■ **WRITTEN EXERCISE**: Determine the number of lines that contain the word "with", then state that number and nothing more.

■ **DATA ENTRIES**:

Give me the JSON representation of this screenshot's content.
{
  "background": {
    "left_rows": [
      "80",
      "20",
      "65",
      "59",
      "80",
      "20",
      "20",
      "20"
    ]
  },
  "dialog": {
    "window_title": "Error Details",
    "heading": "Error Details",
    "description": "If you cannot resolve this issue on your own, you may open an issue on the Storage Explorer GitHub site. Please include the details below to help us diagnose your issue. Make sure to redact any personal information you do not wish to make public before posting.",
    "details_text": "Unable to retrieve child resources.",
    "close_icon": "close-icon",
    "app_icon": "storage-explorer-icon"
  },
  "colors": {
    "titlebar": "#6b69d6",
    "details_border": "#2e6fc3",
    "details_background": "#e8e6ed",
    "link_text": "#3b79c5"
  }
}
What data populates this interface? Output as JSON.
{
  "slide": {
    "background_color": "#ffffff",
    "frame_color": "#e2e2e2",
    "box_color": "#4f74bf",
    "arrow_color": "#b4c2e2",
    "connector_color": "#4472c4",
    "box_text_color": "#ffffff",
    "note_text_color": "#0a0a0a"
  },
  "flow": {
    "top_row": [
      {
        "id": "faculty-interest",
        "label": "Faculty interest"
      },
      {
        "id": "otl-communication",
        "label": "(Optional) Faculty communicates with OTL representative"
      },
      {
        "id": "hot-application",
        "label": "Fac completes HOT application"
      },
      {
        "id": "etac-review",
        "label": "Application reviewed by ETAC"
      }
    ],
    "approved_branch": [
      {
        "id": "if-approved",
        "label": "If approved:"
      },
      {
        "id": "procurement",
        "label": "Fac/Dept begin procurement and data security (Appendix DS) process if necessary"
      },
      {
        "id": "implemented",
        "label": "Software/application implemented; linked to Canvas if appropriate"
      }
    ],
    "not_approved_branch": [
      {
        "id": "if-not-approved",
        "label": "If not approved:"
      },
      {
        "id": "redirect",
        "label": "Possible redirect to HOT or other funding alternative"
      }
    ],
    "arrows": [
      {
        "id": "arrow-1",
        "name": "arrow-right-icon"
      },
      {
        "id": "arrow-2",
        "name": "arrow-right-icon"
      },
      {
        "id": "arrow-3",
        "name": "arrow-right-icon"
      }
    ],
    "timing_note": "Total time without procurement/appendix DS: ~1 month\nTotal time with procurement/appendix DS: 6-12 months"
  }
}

■ **SOLUTION TO THE EXERCISE**: 2